-- BEGIN LISTING --

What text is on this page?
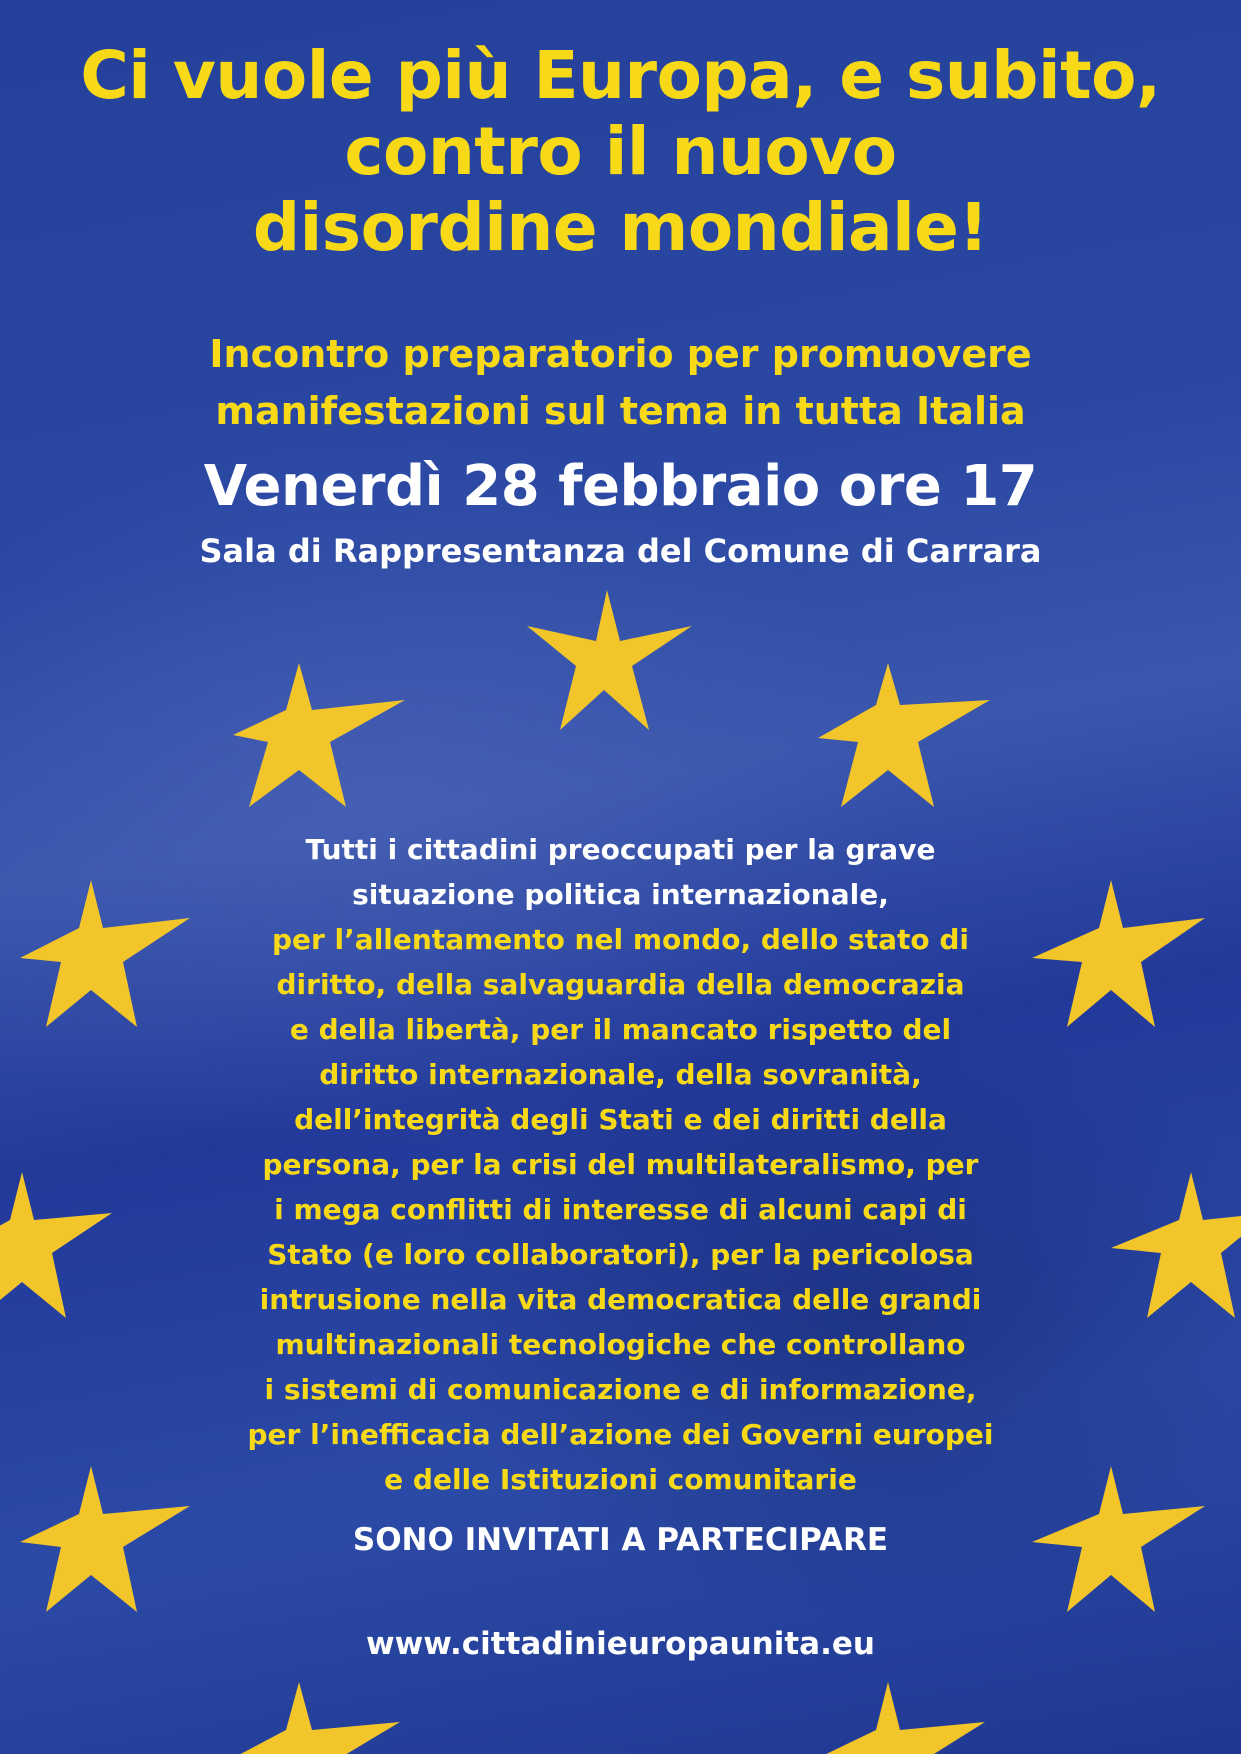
Ci vuole più Europa, e subito,
contro il nuovo
disordine mondiale!
Incontro preparatorio per promuovere
manifestazioni sul tema in tutta Italia
Venerdì 28 febbraio ore 17
Sala di Rappresentanza del Comune di Carrara
Tutti i cittadini preoccupati per la grave
situazione politica internazionale,
per l’allentamento nel mondo, dello stato di
diritto, della salvaguardia della democrazia
e della libertà, per il mancato rispetto del
diritto internazionale, della sovranità,
dell’integrità degli Stati e dei diritti della
persona, per la crisi del multilateralismo, per
i mega conflitti di interesse di alcuni capi di
Stato (e loro collaboratori), per la pericolosa
intrusione nella vita democratica delle grandi
multinazionali tecnologiche che controllano
i sistemi di comunicazione e di informazione,
per l’inefficacia dell’azione dei Governi europei
e delle Istituzioni comunitarie
SONO INVITATI A PARTECIPARE
www.cittadinieuropaunita.eu
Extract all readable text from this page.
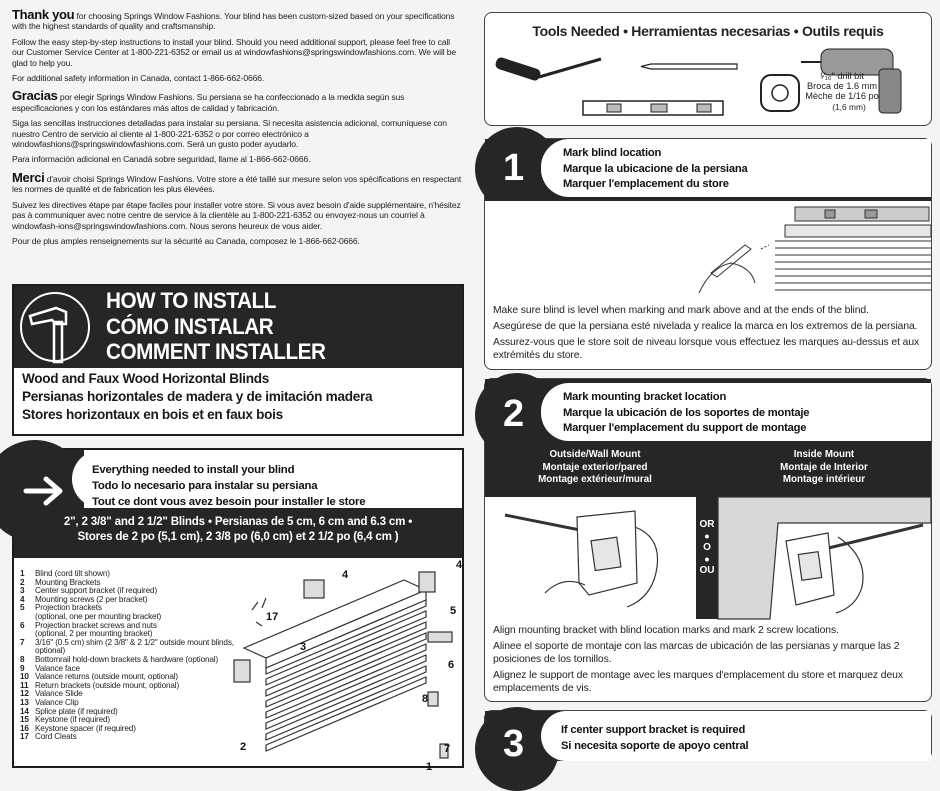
Thank you for choosing Springs Window Fashions. Your blind has been custom-sized based on your specifications with the highest standards of quality and craftsmanship.

Follow the easy step-by-step instructions to install your blind. Should you need additional support, please feel free to call our Customer Service Center at 1-800-221-6352 or email us at windowfashions@springswindowfashions.com. We will be glad to help you.

For additional safety information in Canada, contact 1-866-662-0666.

Gracias por elegir Springs Window Fashions. Su persiana se ha confeccionado a la medida según sus especificaciones y con los estándares más altos de calidad y fabricación.

Siga las sencillas instrucciones detalladas para instalar su persiana. Si necesita asistencia adicional, comuníquese con nuestro Centro de servicio al cliente al 1-800-221-6352 o por correo electrónico a windowfashions@springswindowfashions.com. Será un gusto poder ayudarlo.

Para información adicional en Canadá sobre seguridad, llame al 1-866-662-0666.

Merci d'avoir choisi Springs Window Fashions. Votre store a été taillé sur mesure selon vos spécifications en respectant les normes de qualité et de fabrication les plus élevées.

Suivez les directives étape par étape faciles pour installer votre store. Si vous avez besoin d'aide supplémentaire, n'hésitez pas à communiquer avec notre centre de service à la clientèle au 1-800-221-6352 ou envoyez-nous un courriel à windowfash-ions@springswindowfashions.com. Nous serons heureux de vous aider.

Pour de plus amples renseignements sur la sécurité au Canada, composez le 1-866-662-0666.

HOW TO INSTALL
CÓMO INSTALAR
COMMENT INSTALLER
Wood and Faux Wood Horizontal Blinds
Persianas horizontales de madera y de imitación madera
Stores horizontaux en bois et en faux bois
Everything needed to install your blind
Todo lo necesario para instalar su persiana
Tout ce dont vous avez besoin pour installer le store
2", 2 3/8" and 2 1/2" Blinds • Persianas de 5 cm, 6 cm and 6.3 cm •
Stores de 2 po (5,1 cm), 2 3/8 po (6,0 cm) et 2 1/2 po (6,4 cm )
1	Blind (cord tilt shown)
2	Mounting Brackets
3	Center support bracket (if required)
4	Mounting screws (2 per bracket)
5	Projection brackets
(optional, one per mounting bracket)
6	Projection bracket screws and nuts
(optional, 2 per mounting bracket)
7	3/16" (0.5 cm) shim (2 3/8" & 2 1/2" outside mount blinds, optional)
8	Bottomrail hold-down brackets & hardware (optional)
9	Valance face
10 Valance returns (outside mount, optional)
11 Return brackets (outside mount, optional)
12 Valance Slide
13 Valance Clip
14 Splice plate (if required)
15 Keystone (if required)
16 Keystone spacer (if required)
17 Cord Cleats
17
4
3
5
4
6
8
2	7
1
Tools Needed • Herramientas necesarias • Outils requis
¹⁄₁₆" drill bit
Broca de 1.6 mm
Mèche de 1/16 po
(1,6 mm)
1	Mark blind location
Marque la ubicacione de la persiana
Marquer l'emplacement du store

Make sure blind is level when marking and mark above and at the ends of the blind.

Asegúrese de que la persiana esté nivelada y realice la marca en los extremos de la persiana.

Assurez-vous que le store soit de niveau lorsque vous effectuez les marques au-dessus et aux extrémités du store.

2	Mark mounting bracket location
Marque la ubicación de los soportes de montaje
Marquer l'emplacement du support de montage
Outside/Wall Mount
Montaje exterior/pared
Montage extérieur/mural
Inside Mount
Montaje de Interior
Montage intérieur
OR
•
O
•
OU

Align mounting bracket with blind location marks and mark 2 screw locations.

Alinee el soporte de montaje con las marcas de ubicación de las persianas y marque las 2 posiciones de los tornillos.

Alignez le support de montage avec les marques d'emplacement du store et marquez deux emplacements de vis.

3	If center support bracket is required
Si necesita soporte de apoyo central
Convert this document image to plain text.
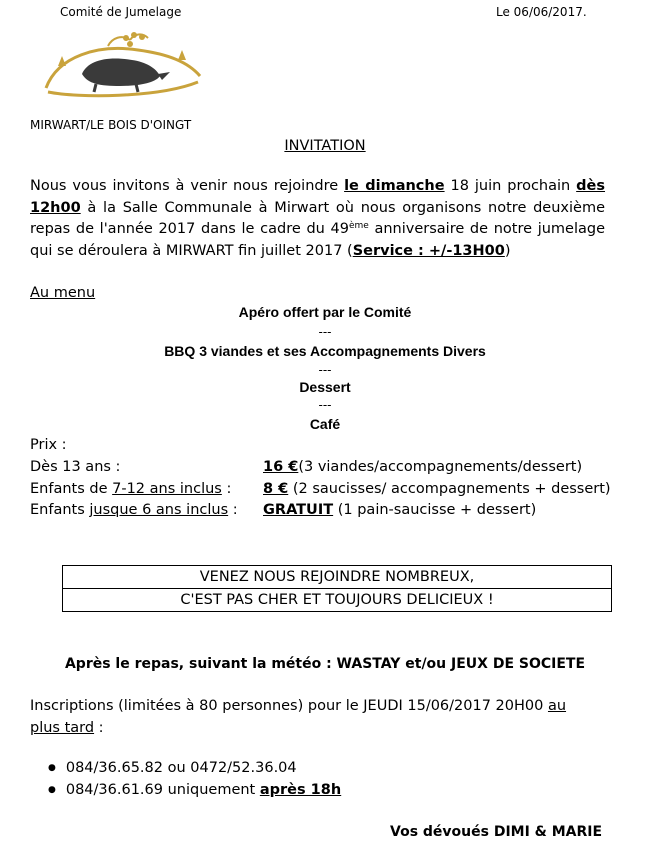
Comité de Jumelage	Le 06/06/2017.
MIRWART/LE BOIS D'OINGT
INVITATION
Nous vous invitons à venir nous rejoindre le dimanche 18 juin prochain dès 12h00 à la Salle Communale à Mirwart où nous organisons notre deuxième repas de l'année 2017 dans le cadre du 49ème anniversaire de notre jumelage qui se déroulera à MIRWART fin juillet 2017 (Service : +/-13H00)
Au menu
Apéro offert par le Comité
---
BBQ 3 viandes et ses Accompagnements Divers
---
Dessert
---
Café
Prix :
Dès 13 ans :	16 €(3 viandes/accompagnements/dessert)
Enfants de 7-12 ans inclus : 8 € (2 saucisses/ accompagnements + dessert)
Enfants jusque 6 ans inclus : GRATUIT (1 pain-saucisse + dessert)
VENEZ NOUS REJOINDRE NOMBREUX,
C'EST PAS CHER ET TOUJOURS DELICIEUX !
Après le repas, suivant la météo : WASTAY et/ou JEUX DE SOCIETE
Inscriptions (limitées à 80 personnes) pour le JEUDI 15/06/2017 20H00 au
plus tard :
● 084/36.65.82 ou 0472/52.36.04
● 084/36.61.69 uniquement après 18h
Vos dévoués DIMI & MARIE
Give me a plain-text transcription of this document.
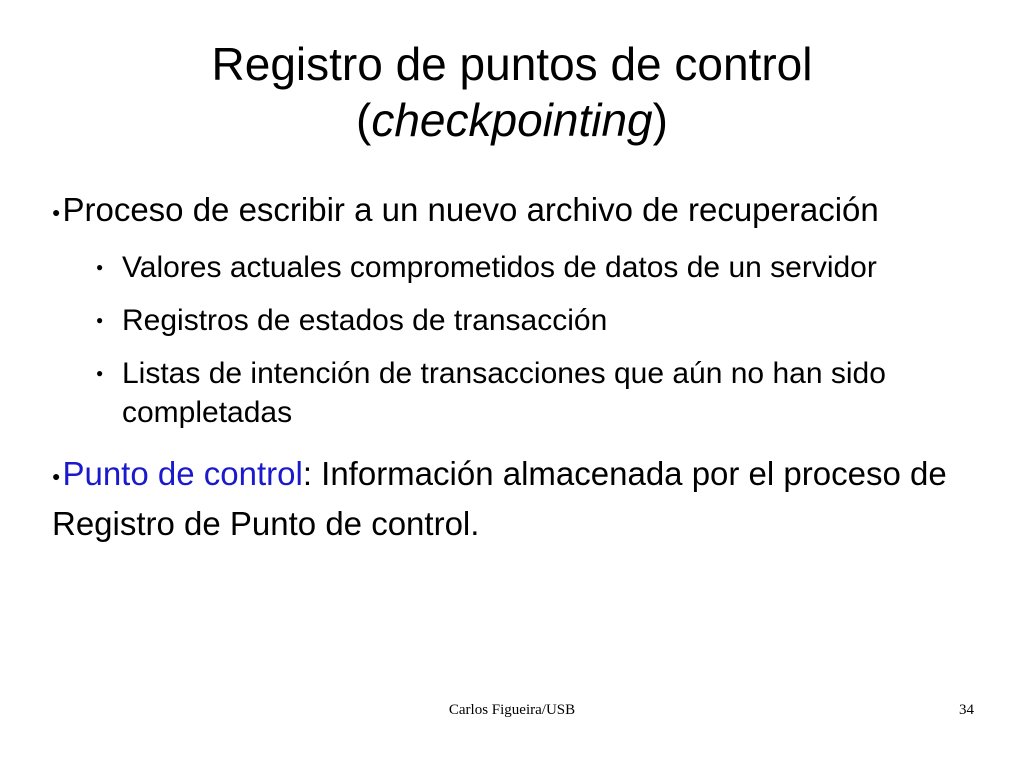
Registro de puntos de control
(checkpointing)

●Proceso de escribir a un nuevo archivo de recuperación

● Valores actuales comprometidos de datos de un servidor

● Registros de estados de transacción

● Listas de intención de transacciones que aún no han sido completadas

●Punto de control: Información almacenada por el proceso de Registro de Punto de control.

Carlos Figueira/USB	34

-- END LISTING --

* [YOUR TASK] Each record must be quoted in full and exactly. Do not include the pictures.

* [FINAL RESULT]
What text is on this page?
Ci vuole più Europa, e subito,
contro il nuovo
disordine mondiale!
Incontro preparatorio per promuovere
manifestazioni sul tema in tutta Italia
Venerdì 28 febbraio ore 17
Sala di Rappresentanza del Comune di Carrara
Tutti i cittadini preoccupati per la grave
situazione politica internazionale,
per l’allentamento nel mondo, dello stato di
diritto, della salvaguardia della democrazia
e della libertà, per il mancato rispetto del
diritto internazionale, della sovranità,
dell’integrità degli Stati e dei diritti della
persona, per la crisi del multilateralismo, per
i mega conflitti di interesse di alcuni capi di
Stato (e loro collaboratori), per la pericolosa
intrusione nella vita democratica delle grandi
multinazionali tecnologiche che controllano
i sistemi di comunicazione e di informazione,
per l’inefficacia dell’azione dei Governi europei
e delle Istituzioni comunitarie
SONO INVITATI A PARTECIPARE
www.cittadinieuropaunita.eu
Extract all readable text from this page.
Thank you for choosing Springs Window Fashions. Your blind has been custom-sized based on your specifications with the highest standards of quality and craftsmanship.

Follow the easy step-by-step instructions to install your blind. Should you need additional support, please feel free to call our Customer Service Center at 1-800-221-6352 or email us at windowfashions@springswindowfashions.com. We will be glad to help you.

For additional safety information in Canada, contact 1-866-662-0666.

Gracias por elegir Springs Window Fashions. Su persiana se ha confeccionado a la medida según sus especificaciones y con los estándares más altos de calidad y fabricación.

Siga las sencillas instrucciones detalladas para instalar su persiana. Si necesita asistencia adicional, comuníquese con nuestro Centro de servicio al cliente al 1-800-221-6352 o por correo electrónico a windowfashions@springswindowfashions.com. Será un gusto poder ayudarlo.

Para información adicional en Canadá sobre seguridad, llame al 1-866-662-0666.

Merci d'avoir choisi Springs Window Fashions. Votre store a été taillé sur mesure selon vos spécifications en respectant les normes de qualité et de fabrication les plus élevées.

Suivez les directives étape par étape faciles pour installer votre store. Si vous avez besoin d'aide supplémentaire, n'hésitez pas à communiquer avec notre centre de service à la clientèle au 1-800-221-6352 ou envoyez-nous un courriel à windowfash-ions@springswindowfashions.com. Nous serons heureux de vous aider.

Pour de plus amples renseignements sur la sécurité au Canada, composez le 1-866-662-0666.

HOW TO INSTALL
CÓMO INSTALAR
COMMENT INSTALLER
Wood and Faux Wood Horizontal Blinds
Persianas horizontales de madera y de imitación madera
Stores horizontaux en bois et en faux bois
Everything needed to install your blind
Todo lo necesario para instalar su persiana
Tout ce dont vous avez besoin pour installer le store
2", 2 3/8" and 2 1/2" Blinds • Persianas de 5 cm, 6 cm and 6.3 cm •
Stores de 2 po (5,1 cm), 2 3/8 po (6,0 cm) et 2 1/2 po (6,4 cm )
1	Blind (cord tilt shown)
2	Mounting Brackets
3	Center support bracket (if required)
4	Mounting screws (2 per bracket)
5	Projection brackets
(optional, one per mounting bracket)
6	Projection bracket screws and nuts
(optional, 2 per mounting bracket)
7	3/16" (0.5 cm) shim (2 3/8" & 2 1/2" outside mount blinds, optional)
8	Bottomrail hold-down brackets & hardware (optional)
9	Valance face
10 Valance returns (outside mount, optional)
11 Return brackets (outside mount, optional)
12 Valance Slide
13 Valance Clip
14 Splice plate (if required)
15 Keystone (if required)
16 Keystone spacer (if required)
17 Cord Cleats
17
4
3
5
4
6
8
2	7
1
Tools Needed • Herramientas necesarias • Outils requis
¹⁄₁₆" drill bit
Broca de 1.6 mm
Mèche de 1/16 po
(1,6 mm)
1	Mark blind location
Marque la ubicacione de la persiana
Marquer l'emplacement du store

Make sure blind is level when marking and mark above and at the ends of the blind.

Asegúrese de que la persiana esté nivelada y realice la marca en los extremos de la persiana.

Assurez-vous que le store soit de niveau lorsque vous effectuez les marques au-dessus et aux extrémités du store.

2	Mark mounting bracket location
Marque la ubicación de los soportes de montaje
Marquer l'emplacement du support de montage
Outside/Wall Mount
Montaje exterior/pared
Montage extérieur/mural
Inside Mount
Montaje de Interior
Montage intérieur
OR
•
O
•
OU

Align mounting bracket with blind location marks and mark 2 screw locations.

Alinee el soporte de montaje con las marcas de ubicación de las persianas y marque las 2 posiciones de los tornillos.

Alignez le support de montage avec les marques d'emplacement du store et marquez deux emplacements de vis.

3	If center support bracket is required
Si necesita soporte de apoyo central
Convert this document image to plain text.
Comité de Jumelage	Le 06/06/2017.
MIRWART/LE BOIS D'OINGT
INVITATION
Nous vous invitons à venir nous rejoindre le dimanche 18 juin prochain dès 12h00 à la Salle Communale à Mirwart où nous organisons notre deuxième repas de l'année 2017 dans le cadre du 49ème anniversaire de notre jumelage qui se déroulera à MIRWART fin juillet 2017 (Service : +/-13H00)
Au menu
Apéro offert par le Comité
---
BBQ 3 viandes et ses Accompagnements Divers
---
Dessert
---
Café
Prix :
Dès 13 ans :	16 €(3 viandes/accompagnements/dessert)
Enfants de 7-12 ans inclus : 8 € (2 saucisses/ accompagnements + dessert)
Enfants jusque 6 ans inclus : GRATUIT (1 pain-saucisse + dessert)
VENEZ NOUS REJOINDRE NOMBREUX,
C'EST PAS CHER ET TOUJOURS DELICIEUX !
Après le repas, suivant la météo : WASTAY et/ou JEUX DE SOCIETE
Inscriptions (limitées à 80 personnes) pour le JEUDI 15/06/2017 20H00 au
plus tard :
● 084/36.65.82 ou 0472/52.36.04
● 084/36.61.69 uniquement après 18h
Vos dévoués DIMI & MARIE
Give me a plain-text transcription of this document.
Registro de puntos de control
(checkpointing)

●Proceso de escribir a un nuevo archivo de recuperación

● Valores actuales comprometidos de datos de un servidor

● Registros de estados de transacción

● Listas de intención de transacciones que aún no han sido completadas

●Punto de control: Información almacenada por el proceso de Registro de Punto de control.

Carlos Figueira/USB	34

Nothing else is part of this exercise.